** OBJECTIVE **
List every line below containing "occurrence".

* BEGIN DATA LISTING *

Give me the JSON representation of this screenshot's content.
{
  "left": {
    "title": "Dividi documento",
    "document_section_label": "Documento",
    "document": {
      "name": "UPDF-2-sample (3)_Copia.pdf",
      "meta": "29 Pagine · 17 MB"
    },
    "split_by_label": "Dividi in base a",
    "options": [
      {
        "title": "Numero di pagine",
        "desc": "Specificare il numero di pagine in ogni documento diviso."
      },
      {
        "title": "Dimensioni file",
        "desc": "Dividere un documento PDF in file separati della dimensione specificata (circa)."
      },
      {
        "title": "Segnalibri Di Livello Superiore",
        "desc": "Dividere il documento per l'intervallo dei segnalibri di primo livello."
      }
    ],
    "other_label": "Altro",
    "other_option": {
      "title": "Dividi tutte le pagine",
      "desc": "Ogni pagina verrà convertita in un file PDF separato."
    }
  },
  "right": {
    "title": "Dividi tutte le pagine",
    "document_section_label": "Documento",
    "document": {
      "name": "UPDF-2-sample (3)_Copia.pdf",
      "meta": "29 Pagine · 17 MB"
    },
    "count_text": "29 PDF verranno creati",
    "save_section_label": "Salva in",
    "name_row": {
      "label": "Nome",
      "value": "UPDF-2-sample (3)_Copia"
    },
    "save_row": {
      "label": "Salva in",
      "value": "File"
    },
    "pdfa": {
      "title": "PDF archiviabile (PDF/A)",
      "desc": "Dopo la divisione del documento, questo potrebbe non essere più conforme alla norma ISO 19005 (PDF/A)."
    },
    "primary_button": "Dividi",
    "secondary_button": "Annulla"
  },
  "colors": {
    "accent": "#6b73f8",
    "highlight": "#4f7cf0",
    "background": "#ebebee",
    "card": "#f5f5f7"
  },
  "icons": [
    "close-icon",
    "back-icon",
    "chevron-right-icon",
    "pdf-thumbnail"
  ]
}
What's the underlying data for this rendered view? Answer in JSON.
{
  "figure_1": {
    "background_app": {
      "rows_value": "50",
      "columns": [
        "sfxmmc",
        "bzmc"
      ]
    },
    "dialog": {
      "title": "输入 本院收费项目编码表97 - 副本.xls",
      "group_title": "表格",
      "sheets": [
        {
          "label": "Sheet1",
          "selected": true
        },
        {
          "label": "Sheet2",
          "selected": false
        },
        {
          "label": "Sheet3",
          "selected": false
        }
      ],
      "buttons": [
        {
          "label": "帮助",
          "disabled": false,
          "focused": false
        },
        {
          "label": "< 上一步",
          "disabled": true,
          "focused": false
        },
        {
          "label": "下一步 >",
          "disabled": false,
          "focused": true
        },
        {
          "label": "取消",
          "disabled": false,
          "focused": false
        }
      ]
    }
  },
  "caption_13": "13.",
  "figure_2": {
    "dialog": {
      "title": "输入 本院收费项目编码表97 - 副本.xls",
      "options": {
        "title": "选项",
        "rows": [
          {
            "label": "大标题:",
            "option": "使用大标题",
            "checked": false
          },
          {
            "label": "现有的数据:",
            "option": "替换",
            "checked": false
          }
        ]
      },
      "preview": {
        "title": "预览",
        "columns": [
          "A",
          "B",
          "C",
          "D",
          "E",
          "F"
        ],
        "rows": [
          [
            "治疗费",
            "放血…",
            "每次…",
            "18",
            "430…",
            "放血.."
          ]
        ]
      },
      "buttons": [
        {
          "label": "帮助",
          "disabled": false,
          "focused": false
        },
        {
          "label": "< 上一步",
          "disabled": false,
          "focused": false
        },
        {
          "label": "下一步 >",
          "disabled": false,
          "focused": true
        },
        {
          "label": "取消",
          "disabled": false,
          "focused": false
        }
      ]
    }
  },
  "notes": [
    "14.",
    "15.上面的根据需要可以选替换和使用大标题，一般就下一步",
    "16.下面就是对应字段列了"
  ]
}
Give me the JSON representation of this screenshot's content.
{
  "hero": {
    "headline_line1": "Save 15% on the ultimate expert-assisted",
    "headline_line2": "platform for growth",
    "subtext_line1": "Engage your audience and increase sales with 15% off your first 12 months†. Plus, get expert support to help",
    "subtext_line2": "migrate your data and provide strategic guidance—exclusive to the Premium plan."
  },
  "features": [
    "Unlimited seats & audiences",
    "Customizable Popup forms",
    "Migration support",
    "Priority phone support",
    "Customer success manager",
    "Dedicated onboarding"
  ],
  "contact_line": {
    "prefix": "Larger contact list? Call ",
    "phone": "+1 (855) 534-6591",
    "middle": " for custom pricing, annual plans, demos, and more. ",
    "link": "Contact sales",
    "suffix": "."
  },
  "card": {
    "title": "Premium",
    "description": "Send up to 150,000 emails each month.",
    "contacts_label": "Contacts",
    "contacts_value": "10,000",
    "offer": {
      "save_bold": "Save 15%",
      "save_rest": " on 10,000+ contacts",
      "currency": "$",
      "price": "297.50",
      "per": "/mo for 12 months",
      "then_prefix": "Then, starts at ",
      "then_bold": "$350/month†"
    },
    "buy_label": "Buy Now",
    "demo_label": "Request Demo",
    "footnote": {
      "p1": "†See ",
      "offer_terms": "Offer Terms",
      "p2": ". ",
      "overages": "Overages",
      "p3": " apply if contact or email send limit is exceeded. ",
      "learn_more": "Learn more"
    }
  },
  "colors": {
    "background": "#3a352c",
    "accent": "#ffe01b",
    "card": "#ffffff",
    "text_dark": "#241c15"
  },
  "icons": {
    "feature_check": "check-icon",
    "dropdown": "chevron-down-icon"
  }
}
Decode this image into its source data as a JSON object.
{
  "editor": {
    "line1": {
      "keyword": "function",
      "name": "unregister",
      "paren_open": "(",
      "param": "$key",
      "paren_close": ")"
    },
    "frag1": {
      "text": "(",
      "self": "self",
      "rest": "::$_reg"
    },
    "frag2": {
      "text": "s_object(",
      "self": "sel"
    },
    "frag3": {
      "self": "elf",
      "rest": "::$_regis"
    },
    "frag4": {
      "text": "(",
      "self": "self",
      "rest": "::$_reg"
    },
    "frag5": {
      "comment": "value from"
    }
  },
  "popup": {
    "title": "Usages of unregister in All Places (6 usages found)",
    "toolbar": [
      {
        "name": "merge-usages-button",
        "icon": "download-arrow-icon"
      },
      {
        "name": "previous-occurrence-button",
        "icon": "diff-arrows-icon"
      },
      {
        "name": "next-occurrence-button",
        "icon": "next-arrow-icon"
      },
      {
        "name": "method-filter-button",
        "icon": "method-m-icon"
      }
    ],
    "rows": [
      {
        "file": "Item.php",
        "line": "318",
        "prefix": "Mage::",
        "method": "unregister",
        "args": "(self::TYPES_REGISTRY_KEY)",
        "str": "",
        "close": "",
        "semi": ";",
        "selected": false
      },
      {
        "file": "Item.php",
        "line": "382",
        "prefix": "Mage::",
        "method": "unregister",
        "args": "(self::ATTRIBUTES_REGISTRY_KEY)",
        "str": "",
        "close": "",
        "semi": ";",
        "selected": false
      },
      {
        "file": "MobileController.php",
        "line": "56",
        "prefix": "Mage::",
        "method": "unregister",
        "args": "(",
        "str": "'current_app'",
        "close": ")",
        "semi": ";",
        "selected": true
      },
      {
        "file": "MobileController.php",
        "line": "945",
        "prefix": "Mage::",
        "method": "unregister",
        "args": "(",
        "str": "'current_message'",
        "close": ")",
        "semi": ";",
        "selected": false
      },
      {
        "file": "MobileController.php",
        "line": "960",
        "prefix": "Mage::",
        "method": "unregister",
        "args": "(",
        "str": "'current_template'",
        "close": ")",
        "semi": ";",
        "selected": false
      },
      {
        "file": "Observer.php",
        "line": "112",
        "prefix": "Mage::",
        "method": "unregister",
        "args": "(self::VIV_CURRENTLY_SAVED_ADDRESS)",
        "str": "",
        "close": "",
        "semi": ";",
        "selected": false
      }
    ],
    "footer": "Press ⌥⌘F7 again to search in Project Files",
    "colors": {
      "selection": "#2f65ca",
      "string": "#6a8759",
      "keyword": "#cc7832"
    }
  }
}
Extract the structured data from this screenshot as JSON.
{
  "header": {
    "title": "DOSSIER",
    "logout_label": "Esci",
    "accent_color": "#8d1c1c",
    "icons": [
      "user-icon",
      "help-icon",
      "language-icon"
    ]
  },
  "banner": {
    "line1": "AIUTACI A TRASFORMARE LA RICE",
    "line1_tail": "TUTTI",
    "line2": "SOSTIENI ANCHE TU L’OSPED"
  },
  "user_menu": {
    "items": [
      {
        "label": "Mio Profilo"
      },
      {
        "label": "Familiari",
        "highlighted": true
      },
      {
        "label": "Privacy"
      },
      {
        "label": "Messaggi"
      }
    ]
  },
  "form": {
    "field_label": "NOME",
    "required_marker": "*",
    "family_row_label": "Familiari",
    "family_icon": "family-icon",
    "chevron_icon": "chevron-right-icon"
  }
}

* END DATA LISTING *

** TASK SOLUTION **
        "name": "previous-occurrence-button",
        "name": "next-occurrence-button",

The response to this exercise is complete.